Start of Data for this exercise
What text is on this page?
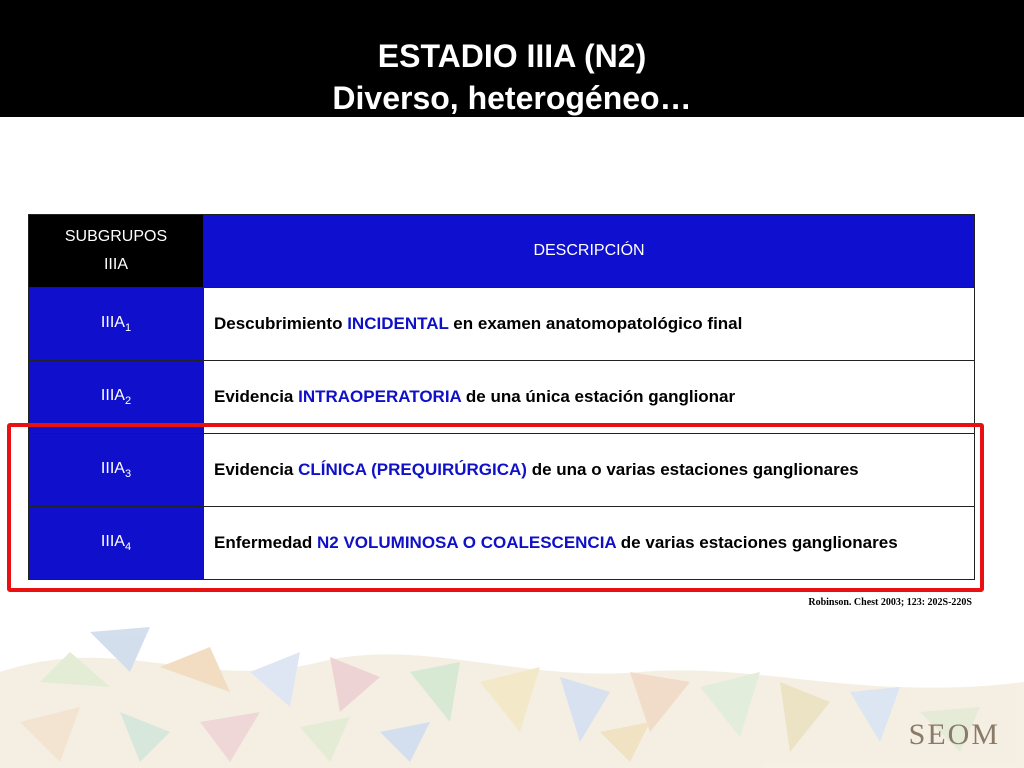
ESTADIO IIIA (N2)
Diverso, heterogéneo…
SUBGRUPOS
IIIA	DESCRIPCIÓN
$IIIA_1$	Descubrimiento INCIDENTAL en examen anatomopatológico final
$IIIA_2$	Evidencia INTRAOPERATORIA de una única estación ganglionar
$IIIA_3$	Evidencia CLÍNICA (PREQUIRÚRGICA) de una o varias estaciones ganglionares
$IIIA_4$	Enfermedad N2 VOLUMINOSA O COALESCENCIA de varias estaciones ganglionares
Robinson. Chest 2003; 123: 202S-220S
SEOM
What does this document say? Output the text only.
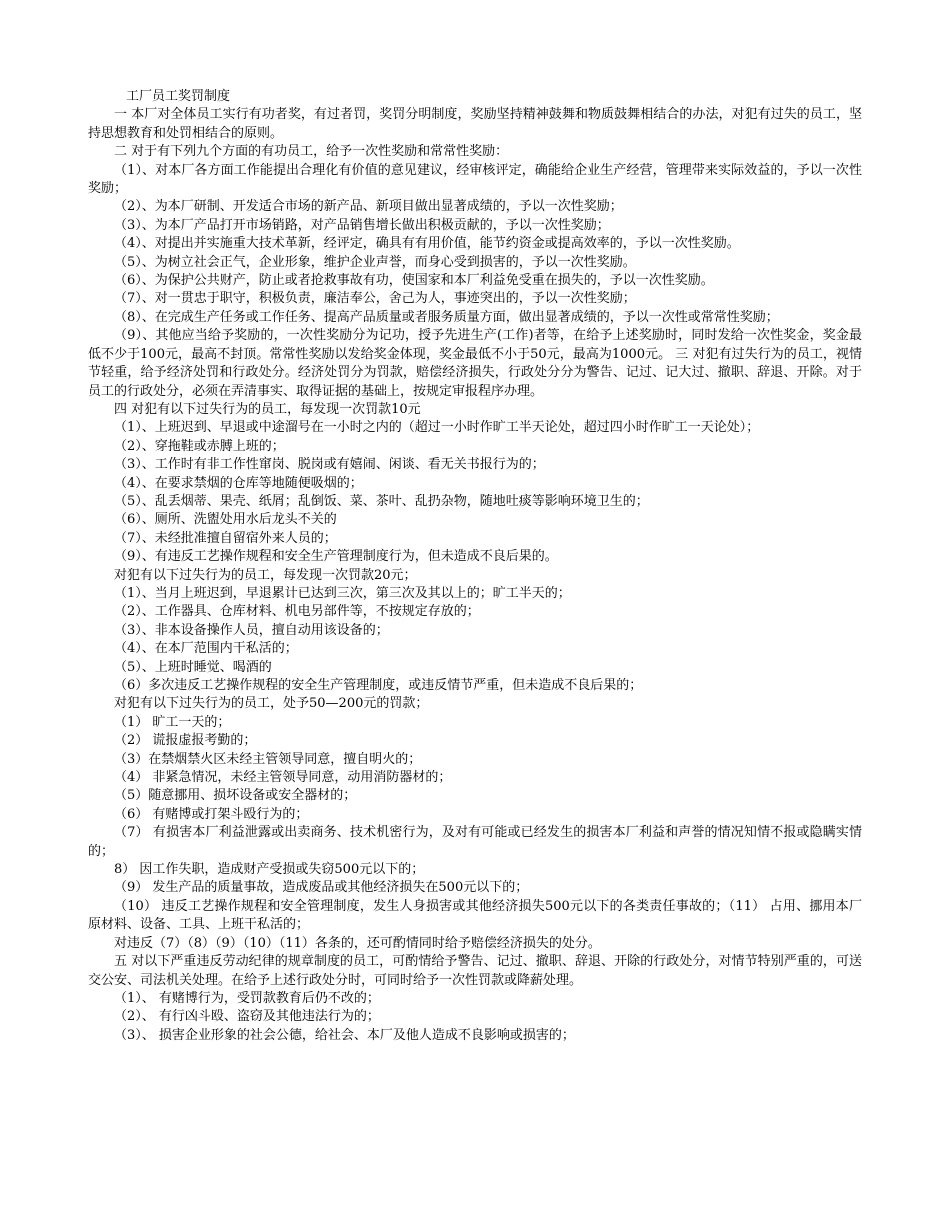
工厂员工奖罚制度

一 本厂对全体员工实行有功者奖，有过者罚，奖罚分明制度，奖励坚持精神鼓舞和物质鼓舞相结合的办法，对犯有过失的员工，坚持思想教育和处罚相结合的原则。

二 对于有下列九个方面的有功员工，给予一次性奖励和常常性奖励：

（1）、对本厂各方面工作能提出合理化有价值的意见建议，经审核评定，确能给企业生产经营，管理带来实际效益的，予以一次性奖励；

（2）、为本厂研制、开发适合市场的新产品、新项目做出显著成绩的，予以一次性奖励；

（3）、为本厂产品打开市场销路，对产品销售增长做出积极贡献的，予以一次性奖励；

（4）、对提出并实施重大技术革新，经评定，确具有有用价值，能节约资金或提高效率的，予以一次性奖励。

（5）、为树立社会正气，企业形象，维护企业声誉，而身心受到损害的，予以一次性奖励。

（6）、为保护公共财产，防止或者抢救事故有功，使国家和本厂利益免受重在损失的，予以一次性奖励。

（7）、对一贯忠于职守，积极负责，廉洁奉公，舍己为人，事迹突出的，予以一次性奖励；

（8）、在完成生产任务或工作任务、提高产品质量或者服务质量方面，做出显著成绩的，予以一次性或常常性奖励；

（9）、其他应当给予奖励的，一次性奖励分为记功，授予先进生产(工作)者等，在给予上述奖励时，同时发给一次性奖金，奖金最低不少于100元，最高不封顶。常常性奖励以发给奖金体现，奖金最低不小于50元，最高为1000元。 三 对犯有过失行为的员工，视情节轻重，给予经济处罚和行政处分。经济处罚分为罚款，赔偿经济损失，行政处分分为警告、记过、记大过、撤职、辞退、开除。对于员工的行政处分，必须在弄清事实、取得证据的基础上，按规定审报程序办理。

四 对犯有以下过失行为的员工，每发现一次罚款10元

（1）、上班迟到、早退或中途溜号在一小时之内的（超过一小时作旷工半天论处，超过四小时作旷工一天论处）；

（2）、穿拖鞋或赤膊上班的；

（3）、工作时有非工作性窜岗、脱岗或有嬉闹、闲谈、看无关书报行为的；

（4）、在要求禁烟的仓库等地随便吸烟的；

（5）、乱丢烟蒂、果壳、纸屑；乱倒饭、菜、茶叶、乱扔杂物，随地吐痰等影响环境卫生的；

（6）、厕所、洗盥处用水后龙头不关的

（7）、未经批准擅自留宿外来人员的；

（9）、有违反工艺操作规程和安全生产管理制度行为，但未造成不良后果的。

对犯有以下过失行为的员工，每发现一次罚款20元；

（1）、当月上班迟到，早退累计已达到三次，第三次及其以上的；旷工半天的；

（2）、工作器具、仓库材料、机电另部件等，不按规定存放的；

（3）、非本设备操作人员，擅自动用该设备的；

（4）、在本厂范围内干私活的；

（5）、上班时睡觉、喝酒的

（6）多次违反工艺操作规程的安全生产管理制度，或违反情节严重，但未造成不良后果的；

对犯有以下过失行为的员工，处予50—200元的罚款；

（1） 旷工一天的；

（2） 谎报虚报考勤的；

（3）在禁烟禁火区未经主管领导同意，擅自明火的；

（4） 非紧急情况，未经主管领导同意，动用消防器材的；

（5）随意挪用、损坏设备或安全器材的；

（6） 有赌博或打架斗殴行为的；

（7） 有损害本厂利益泄露或出卖商务、技术机密行为，及对有可能或已经发生的损害本厂利益和声誉的情况知情不报或隐瞒实情的；

8） 因工作失职，造成财产受损或失窃500元以下的；

（9） 发生产品的质量事故，造成废品或其他经济损失在500元以下的；

（10） 违反工艺操作规程和安全管理制度，发生人身损害或其他经济损失500元以下的各类责任事故的；（11） 占用、挪用本厂原材料、设备、工具、上班干私活的；

对违反（7）（8）（9）（10）（11）各条的，还可酌情同时给予赔偿经济损失的处分。

五 对以下严重违反劳动纪律的规章制度的员工，可酌情给予警告、记过、撤职、辞退、开除的行政处分，对情节特别严重的，可送交公安、司法机关处理。在给予上述行政处分时，可同时给予一次性罚款或降薪处理。

（1）、 有赌博行为，受罚款教育后仍不改的；

（2）、 有行凶斗殴、盗窃及其他违法行为的；

（3）、 损害企业形象的社会公德，给社会、本厂及他人造成不良影响或损害的；
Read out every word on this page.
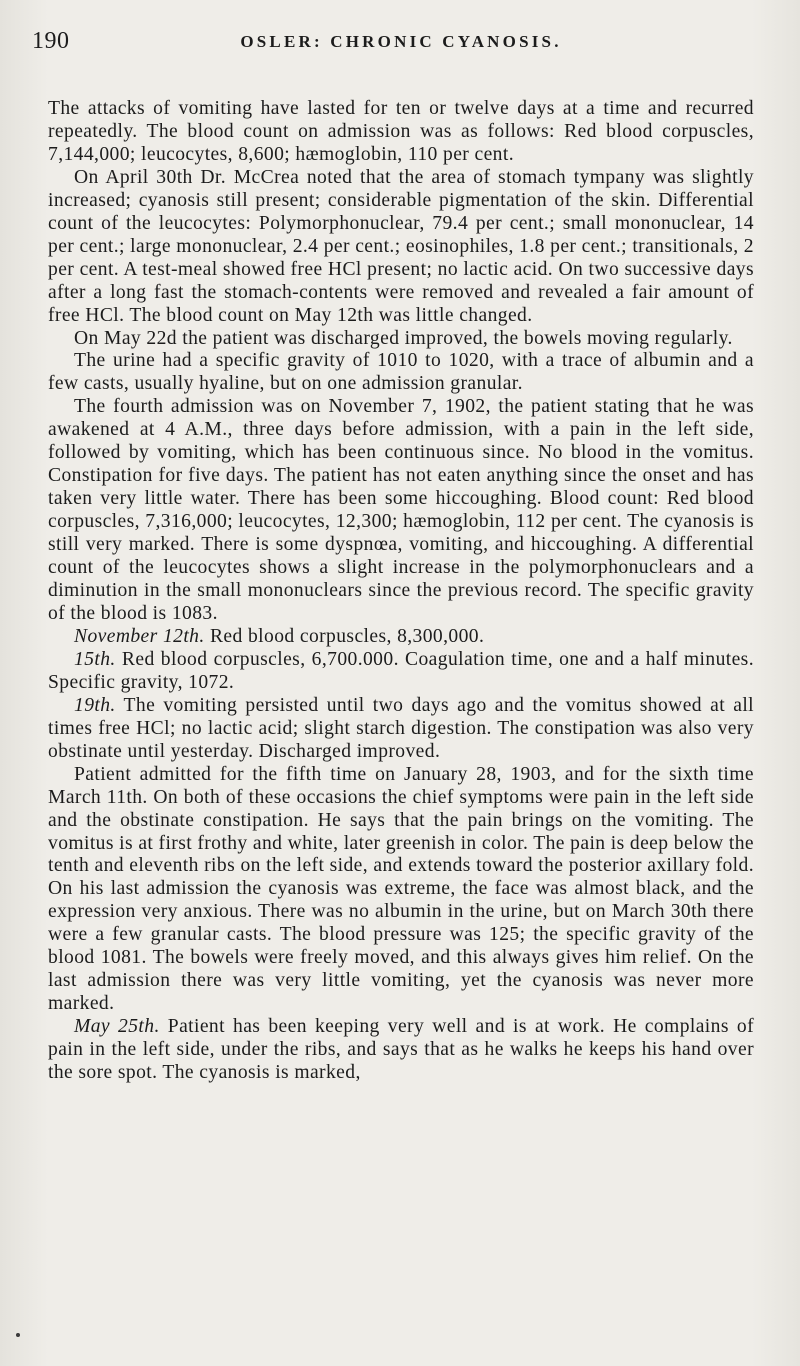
190	OSLER: CHRONIC CYANOSIS.

The attacks of vomiting have lasted for ten or twelve days at a time and recurred repeatedly. The blood count on admission was as follows: Red blood corpuscles, 7,144,000; leucocytes, 8,600; hæmoglobin, 110 per cent.

On April 30th Dr. McCrea noted that the area of stomach tympany was slightly increased; cyanosis still present; considerable pigmentation of the skin. Differential count of the leucocytes: Polymorphonuclear, 79.4 per cent.; small mononuclear, 14 per cent.; large mononuclear, 2.4 per cent.; eosinophiles, 1.8 per cent.; transitionals, 2 per cent. A test-meal showed free HCl present; no lactic acid. On two successive days after a long fast the stomach-contents were removed and revealed a fair amount of free HCl. The blood count on May 12th was little changed.

On May 22d the patient was discharged improved, the bowels moving regularly.

The urine had a specific gravity of 1010 to 1020, with a trace of albumin and a few casts, usually hyaline, but on one admission granular.

The fourth admission was on November 7, 1902, the patient stating that he was awakened at 4 A.M., three days before admission, with a pain in the left side, followed by vomiting, which has been continuous since. No blood in the vomitus. Constipation for five days. The patient has not eaten anything since the onset and has taken very little water. There has been some hiccoughing. Blood count: Red blood corpuscles, 7,316,000; leucocytes, 12,300; hæmoglobin, 112 per cent. The cyanosis is still very marked. There is some dyspnœa, vomiting, and hiccoughing. A differential count of the leucocytes shows a slight increase in the polymorphonuclears and a diminution in the small mononuclears since the previous record. The specific gravity of the blood is 1083.

November 12th. Red blood corpuscles, 8,300,000.

15th. Red blood corpuscles, 6,700.000. Coagulation time, one and a half minutes. Specific gravity, 1072.

19th. The vomiting persisted until two days ago and the vomitus showed at all times free HCl; no lactic acid; slight starch digestion. The constipation was also very obstinate until yesterday. Discharged improved.

Patient admitted for the fifth time on January 28, 1903, and for the sixth time March 11th. On both of these occasions the chief symptoms were pain in the left side and the obstinate constipation. He says that the pain brings on the vomiting. The vomitus is at first frothy and white, later greenish in color. The pain is deep below the tenth and eleventh ribs on the left side, and extends toward the posterior axillary fold. On his last admission the cyanosis was extreme, the face was almost black, and the expression very anxious. There was no albumin in the urine, but on March 30th there were a few granular casts. The blood pressure was 125; the specific gravity of the blood 1081. The bowels were freely moved, and this always gives him relief. On the last admission there was very little vomiting, yet the cyanosis was never more marked.

May 25th. Patient has been keeping very well and is at work. He complains of pain in the left side, under the ribs, and says that as he walks he keeps his hand over the sore spot. The cyanosis is marked,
End of Data for this exercise
• **Work required**
Look through the entries above. Extract each line with the word "予以一次性奖励".

• **Written response**
（1）、对本厂各方面工作能提出合理化有价值的意见建议，经审核评定，确能给企业生产经营，管理带来实际效益的，予以一次性奖励；
（2）、为本厂研制、开发适合市场的新产品、新项目做出显著成绩的，予以一次性奖励；
（3）、为本厂产品打开市场销路，对产品销售增长做出积极贡献的，予以一次性奖励；
（4）、对提出并实施重大技术革新，经评定，确具有有用价值，能节约资金或提高效率的，予以一次性奖励。
（5）、为树立社会正气，企业形象，维护企业声誉，而身心受到损害的，予以一次性奖励。
（6）、为保护公共财产，防止或者抢救事故有功，使国家和本厂利益免受重在损失的，予以一次性奖励。
（7）、对一贯忠于职守，积极负责，廉洁奉公，舍己为人，事迹突出的，予以一次性奖励；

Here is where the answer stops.